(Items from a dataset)
•••••

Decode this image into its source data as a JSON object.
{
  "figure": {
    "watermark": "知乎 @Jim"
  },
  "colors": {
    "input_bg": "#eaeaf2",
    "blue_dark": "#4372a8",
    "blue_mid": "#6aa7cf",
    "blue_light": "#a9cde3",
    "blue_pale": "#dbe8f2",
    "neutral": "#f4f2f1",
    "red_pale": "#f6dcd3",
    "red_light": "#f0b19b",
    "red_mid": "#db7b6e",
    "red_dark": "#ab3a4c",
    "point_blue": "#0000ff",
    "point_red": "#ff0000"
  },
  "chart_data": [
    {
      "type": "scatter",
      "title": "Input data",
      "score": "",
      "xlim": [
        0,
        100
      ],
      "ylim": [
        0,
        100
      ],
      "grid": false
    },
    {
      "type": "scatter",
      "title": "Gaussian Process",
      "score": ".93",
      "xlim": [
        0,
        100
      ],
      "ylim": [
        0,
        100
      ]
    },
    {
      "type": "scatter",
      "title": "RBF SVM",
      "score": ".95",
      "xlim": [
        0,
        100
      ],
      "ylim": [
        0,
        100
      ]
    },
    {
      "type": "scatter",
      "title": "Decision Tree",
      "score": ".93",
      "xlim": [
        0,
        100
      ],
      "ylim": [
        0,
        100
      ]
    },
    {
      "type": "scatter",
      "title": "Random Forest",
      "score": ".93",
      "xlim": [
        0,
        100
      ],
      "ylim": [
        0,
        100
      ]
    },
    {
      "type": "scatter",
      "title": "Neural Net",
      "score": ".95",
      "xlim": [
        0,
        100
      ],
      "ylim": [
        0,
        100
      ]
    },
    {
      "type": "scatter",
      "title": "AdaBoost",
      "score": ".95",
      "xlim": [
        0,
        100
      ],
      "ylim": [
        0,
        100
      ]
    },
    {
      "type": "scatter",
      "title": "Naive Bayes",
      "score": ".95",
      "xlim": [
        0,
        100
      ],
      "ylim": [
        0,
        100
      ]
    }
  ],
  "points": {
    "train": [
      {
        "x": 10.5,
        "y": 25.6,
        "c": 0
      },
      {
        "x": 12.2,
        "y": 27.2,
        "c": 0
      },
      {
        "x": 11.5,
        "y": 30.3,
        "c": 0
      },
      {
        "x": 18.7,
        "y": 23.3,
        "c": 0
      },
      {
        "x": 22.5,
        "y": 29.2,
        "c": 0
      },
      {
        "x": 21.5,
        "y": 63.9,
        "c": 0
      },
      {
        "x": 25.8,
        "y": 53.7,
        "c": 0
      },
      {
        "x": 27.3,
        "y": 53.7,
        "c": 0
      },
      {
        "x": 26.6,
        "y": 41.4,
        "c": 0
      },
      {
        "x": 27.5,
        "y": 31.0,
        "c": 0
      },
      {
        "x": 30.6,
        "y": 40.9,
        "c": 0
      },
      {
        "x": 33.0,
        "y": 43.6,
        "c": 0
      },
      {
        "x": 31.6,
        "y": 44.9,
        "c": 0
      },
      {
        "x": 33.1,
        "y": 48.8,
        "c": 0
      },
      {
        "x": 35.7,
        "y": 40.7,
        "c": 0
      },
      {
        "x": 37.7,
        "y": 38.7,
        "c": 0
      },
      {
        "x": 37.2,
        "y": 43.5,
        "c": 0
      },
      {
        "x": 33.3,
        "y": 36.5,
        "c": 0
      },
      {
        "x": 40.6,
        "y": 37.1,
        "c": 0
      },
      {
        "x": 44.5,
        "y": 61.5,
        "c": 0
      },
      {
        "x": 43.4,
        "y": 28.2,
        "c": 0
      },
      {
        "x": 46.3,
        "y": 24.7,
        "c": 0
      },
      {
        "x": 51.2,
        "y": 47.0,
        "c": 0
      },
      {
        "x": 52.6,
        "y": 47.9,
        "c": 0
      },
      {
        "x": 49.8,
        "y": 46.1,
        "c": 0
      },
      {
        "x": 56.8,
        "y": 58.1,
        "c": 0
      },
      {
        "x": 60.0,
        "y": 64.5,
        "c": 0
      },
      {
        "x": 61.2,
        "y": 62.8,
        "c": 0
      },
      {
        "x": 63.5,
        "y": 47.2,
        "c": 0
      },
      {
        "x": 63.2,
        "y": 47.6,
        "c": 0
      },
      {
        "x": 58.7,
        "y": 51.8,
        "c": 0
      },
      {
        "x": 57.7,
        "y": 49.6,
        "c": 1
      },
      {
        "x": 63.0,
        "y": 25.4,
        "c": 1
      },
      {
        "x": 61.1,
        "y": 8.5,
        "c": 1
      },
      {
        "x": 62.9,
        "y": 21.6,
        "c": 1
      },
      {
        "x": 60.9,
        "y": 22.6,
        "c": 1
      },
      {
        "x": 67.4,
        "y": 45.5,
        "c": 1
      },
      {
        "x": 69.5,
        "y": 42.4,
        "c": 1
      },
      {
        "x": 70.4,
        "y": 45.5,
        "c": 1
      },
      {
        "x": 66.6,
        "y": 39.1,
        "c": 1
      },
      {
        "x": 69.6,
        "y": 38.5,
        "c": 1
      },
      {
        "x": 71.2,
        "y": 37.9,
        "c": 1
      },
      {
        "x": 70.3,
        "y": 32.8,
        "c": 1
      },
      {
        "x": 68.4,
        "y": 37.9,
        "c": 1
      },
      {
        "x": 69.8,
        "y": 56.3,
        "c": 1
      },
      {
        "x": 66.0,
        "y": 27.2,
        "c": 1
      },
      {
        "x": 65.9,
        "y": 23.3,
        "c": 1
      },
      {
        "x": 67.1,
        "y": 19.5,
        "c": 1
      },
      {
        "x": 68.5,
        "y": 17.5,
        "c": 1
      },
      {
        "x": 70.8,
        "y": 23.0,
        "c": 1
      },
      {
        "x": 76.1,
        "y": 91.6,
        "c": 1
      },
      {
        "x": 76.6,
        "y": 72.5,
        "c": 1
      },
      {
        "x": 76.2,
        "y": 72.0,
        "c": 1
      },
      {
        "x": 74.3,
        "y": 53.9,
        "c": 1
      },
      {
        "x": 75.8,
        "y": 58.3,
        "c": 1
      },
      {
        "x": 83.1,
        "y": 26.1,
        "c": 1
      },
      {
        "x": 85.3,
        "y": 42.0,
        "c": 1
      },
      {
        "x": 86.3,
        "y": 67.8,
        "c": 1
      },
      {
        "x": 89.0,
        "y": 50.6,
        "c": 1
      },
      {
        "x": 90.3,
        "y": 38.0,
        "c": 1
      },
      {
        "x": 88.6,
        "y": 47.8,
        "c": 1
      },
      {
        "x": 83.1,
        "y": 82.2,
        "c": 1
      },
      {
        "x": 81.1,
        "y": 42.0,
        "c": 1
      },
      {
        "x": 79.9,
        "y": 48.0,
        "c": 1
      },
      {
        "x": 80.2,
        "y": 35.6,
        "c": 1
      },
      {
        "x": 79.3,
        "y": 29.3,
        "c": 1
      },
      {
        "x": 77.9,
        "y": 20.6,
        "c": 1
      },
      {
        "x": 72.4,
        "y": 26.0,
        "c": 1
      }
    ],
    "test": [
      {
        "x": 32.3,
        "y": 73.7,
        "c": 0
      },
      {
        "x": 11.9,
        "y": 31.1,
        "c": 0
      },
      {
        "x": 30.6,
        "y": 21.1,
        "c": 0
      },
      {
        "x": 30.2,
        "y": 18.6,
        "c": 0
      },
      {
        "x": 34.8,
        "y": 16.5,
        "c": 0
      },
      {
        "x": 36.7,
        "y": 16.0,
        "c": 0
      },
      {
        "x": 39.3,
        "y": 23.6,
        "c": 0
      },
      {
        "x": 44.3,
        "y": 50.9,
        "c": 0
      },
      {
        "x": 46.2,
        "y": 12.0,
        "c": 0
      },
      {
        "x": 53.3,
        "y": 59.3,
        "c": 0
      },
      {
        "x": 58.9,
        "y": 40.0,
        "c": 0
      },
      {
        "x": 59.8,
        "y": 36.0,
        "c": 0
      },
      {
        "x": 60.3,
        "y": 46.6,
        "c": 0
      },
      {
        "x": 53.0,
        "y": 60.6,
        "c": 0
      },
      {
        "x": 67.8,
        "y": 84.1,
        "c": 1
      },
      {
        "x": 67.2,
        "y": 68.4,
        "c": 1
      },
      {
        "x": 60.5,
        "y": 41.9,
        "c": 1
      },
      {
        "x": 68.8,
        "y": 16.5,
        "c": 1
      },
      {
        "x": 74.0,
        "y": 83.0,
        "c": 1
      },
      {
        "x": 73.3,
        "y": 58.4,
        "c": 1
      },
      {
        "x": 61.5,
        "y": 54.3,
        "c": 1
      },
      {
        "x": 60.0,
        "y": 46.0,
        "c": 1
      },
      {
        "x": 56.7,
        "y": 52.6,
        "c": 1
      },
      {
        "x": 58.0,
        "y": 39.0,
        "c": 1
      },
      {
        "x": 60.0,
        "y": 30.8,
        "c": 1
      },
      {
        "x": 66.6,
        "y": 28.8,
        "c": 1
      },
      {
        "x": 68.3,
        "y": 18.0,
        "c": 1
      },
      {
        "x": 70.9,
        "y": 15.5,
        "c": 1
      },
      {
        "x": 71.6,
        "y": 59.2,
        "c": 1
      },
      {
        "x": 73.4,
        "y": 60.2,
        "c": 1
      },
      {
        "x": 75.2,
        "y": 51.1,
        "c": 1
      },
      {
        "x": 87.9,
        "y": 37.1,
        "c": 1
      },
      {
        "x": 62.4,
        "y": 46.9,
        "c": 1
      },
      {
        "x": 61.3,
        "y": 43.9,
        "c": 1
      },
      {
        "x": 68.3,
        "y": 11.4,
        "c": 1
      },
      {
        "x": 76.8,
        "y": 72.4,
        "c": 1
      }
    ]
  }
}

•••••

WHAT IS ASKED: Select from the material above each line in which the string "title" appears, and list those lines.

CORRECT RESPONSE:
      "title": "Input data",
      "title": "Gaussian Process",
      "title": "RBF SVM",
      "title": "Decision Tree",
      "title": "Random Forest",
      "title": "Neural Net",
      "title": "AdaBoost",
      "title": "Naive Bayes",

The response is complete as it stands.